*Exercise brief*: Go through the data below and gather each line containing "Test".

Begin Records shown

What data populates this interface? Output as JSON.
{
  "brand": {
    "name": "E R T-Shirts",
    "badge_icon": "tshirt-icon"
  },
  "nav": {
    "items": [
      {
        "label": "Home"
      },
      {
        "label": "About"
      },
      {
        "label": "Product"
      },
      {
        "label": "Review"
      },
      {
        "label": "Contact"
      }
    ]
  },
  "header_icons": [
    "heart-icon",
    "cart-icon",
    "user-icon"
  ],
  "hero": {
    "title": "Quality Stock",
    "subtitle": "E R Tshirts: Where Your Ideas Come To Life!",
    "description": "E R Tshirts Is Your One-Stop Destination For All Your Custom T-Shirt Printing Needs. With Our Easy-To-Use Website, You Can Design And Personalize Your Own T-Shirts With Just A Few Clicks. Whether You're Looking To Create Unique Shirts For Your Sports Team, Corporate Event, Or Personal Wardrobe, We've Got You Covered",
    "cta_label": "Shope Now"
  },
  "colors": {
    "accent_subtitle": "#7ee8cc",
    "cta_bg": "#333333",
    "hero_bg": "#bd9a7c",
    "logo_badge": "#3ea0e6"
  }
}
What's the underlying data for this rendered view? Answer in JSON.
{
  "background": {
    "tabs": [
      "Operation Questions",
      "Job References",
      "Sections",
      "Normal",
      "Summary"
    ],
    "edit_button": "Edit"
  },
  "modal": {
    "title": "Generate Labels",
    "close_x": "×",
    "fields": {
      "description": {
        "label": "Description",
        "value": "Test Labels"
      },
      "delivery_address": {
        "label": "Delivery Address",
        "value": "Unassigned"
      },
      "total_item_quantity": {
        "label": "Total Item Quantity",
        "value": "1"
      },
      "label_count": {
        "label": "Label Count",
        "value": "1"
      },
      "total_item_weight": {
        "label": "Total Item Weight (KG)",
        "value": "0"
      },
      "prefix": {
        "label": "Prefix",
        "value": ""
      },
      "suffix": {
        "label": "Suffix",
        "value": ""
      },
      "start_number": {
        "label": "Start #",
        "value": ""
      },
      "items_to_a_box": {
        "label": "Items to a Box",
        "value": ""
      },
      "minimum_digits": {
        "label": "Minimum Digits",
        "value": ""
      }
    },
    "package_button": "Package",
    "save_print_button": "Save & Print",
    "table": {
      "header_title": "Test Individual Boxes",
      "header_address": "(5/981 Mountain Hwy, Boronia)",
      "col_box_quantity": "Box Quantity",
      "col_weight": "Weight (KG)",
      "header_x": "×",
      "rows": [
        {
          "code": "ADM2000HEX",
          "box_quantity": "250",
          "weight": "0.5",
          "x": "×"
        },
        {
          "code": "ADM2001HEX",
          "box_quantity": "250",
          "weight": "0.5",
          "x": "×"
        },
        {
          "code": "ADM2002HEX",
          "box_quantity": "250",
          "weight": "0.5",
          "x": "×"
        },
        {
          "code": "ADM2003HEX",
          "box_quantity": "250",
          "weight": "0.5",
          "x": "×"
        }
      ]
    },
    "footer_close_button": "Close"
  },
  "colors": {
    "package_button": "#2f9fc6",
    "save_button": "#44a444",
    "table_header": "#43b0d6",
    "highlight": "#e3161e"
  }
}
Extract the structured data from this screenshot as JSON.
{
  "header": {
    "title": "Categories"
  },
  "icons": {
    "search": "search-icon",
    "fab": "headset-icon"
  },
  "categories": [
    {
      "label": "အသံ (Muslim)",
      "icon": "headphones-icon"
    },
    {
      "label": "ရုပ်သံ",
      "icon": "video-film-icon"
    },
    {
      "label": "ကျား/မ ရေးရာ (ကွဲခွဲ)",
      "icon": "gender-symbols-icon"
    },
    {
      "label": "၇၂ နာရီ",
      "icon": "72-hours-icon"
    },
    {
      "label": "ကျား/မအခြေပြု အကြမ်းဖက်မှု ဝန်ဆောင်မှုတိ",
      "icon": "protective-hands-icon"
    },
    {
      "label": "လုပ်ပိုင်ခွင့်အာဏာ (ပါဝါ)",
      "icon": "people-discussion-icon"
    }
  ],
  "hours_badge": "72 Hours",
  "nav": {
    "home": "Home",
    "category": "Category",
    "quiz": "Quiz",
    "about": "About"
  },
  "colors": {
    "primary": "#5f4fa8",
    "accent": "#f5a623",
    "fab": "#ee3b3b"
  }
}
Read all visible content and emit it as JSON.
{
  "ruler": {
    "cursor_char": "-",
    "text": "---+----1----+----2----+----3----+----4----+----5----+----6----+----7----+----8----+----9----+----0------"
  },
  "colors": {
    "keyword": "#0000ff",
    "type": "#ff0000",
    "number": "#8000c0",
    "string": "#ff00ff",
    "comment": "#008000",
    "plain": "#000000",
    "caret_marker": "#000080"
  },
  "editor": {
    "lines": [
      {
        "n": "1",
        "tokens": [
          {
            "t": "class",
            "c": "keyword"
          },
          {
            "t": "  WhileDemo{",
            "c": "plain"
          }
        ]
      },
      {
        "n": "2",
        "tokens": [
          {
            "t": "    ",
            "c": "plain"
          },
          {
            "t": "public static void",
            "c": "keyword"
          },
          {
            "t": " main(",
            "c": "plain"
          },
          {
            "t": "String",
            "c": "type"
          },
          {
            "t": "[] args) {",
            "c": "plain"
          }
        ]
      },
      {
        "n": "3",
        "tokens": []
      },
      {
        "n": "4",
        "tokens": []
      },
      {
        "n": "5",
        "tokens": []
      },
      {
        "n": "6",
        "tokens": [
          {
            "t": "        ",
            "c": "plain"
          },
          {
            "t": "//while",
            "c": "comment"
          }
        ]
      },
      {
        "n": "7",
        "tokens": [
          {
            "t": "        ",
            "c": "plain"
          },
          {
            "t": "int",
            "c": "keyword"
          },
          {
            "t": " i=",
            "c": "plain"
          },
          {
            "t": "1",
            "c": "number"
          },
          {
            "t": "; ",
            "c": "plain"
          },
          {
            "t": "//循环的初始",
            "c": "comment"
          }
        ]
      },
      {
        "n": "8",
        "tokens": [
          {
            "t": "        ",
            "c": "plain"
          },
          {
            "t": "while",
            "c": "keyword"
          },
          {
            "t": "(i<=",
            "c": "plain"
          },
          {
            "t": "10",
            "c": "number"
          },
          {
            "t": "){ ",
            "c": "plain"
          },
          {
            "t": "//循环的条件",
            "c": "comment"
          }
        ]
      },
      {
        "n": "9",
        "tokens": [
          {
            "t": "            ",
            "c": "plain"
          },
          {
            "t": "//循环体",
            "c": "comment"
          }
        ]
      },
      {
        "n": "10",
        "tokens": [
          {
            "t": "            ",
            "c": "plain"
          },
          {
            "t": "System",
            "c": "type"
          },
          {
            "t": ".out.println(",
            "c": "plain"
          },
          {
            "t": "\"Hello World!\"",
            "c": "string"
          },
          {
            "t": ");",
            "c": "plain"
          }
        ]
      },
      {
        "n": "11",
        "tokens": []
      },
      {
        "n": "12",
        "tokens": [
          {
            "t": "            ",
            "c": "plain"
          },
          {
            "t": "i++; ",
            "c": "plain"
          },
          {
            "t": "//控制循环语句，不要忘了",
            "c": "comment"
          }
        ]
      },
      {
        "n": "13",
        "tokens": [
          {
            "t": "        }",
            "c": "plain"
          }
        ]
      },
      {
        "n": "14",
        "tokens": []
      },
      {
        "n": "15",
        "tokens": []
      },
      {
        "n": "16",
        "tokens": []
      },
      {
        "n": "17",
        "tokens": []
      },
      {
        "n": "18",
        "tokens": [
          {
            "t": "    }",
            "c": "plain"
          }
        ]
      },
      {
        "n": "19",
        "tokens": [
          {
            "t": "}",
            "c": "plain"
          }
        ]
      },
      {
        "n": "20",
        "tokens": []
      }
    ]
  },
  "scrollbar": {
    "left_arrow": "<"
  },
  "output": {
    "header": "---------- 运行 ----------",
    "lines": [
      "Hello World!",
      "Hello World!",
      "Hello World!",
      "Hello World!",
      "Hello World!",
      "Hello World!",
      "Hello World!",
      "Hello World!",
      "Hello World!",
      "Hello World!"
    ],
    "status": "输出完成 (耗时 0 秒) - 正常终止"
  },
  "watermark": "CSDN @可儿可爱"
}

End Records shown

*Response to this exercise*:
        "value": "Test Labels"
      "header_title": "Test Individual Boxes",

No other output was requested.